• Exercise brief: Using the post on credit scores below, explain why a higher credit score benefits the borrower.

• Text under study:
╭──

I don’t usually write educational / how to type posts, but in honour of Credit Education Week (CEW), I’ve decided to do just that today. CEW is part of a national effort to raise financial literacy awareness and the importance of proper credit education. As always, I can only speak about my experiences, but I love to share what I’ve learned with others.
Since I started this blog, I’ve tried to make it an annual tradition to check my credit score and credit report around the end of the year. For those who don’t know, your credit score and credit report are two different things. Your credit score is a 3-digit number (between 300-900) that shows potential creditors how well you’ve used your credit to date, and helps them decide how risky it would be to lend money to you. The higher the score (750+ is ideal) the better you are with credit, which means creditors should see you as a low risk; this also helps you get access to the lowest interest rates.

╰──

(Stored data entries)
╭──

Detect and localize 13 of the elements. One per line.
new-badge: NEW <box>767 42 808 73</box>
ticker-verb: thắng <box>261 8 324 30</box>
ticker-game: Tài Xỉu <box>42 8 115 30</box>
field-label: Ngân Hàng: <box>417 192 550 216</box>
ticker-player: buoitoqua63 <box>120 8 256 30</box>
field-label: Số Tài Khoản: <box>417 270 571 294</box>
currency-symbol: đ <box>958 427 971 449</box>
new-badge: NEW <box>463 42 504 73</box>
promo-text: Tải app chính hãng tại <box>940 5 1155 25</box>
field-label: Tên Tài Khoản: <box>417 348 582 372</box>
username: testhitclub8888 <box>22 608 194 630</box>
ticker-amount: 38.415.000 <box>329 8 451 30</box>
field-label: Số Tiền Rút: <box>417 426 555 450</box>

╰──

• Your response: A higher score shows that you are better with credit, so creditors should see you as a low risk. This helps you get access to the lowest interest rates.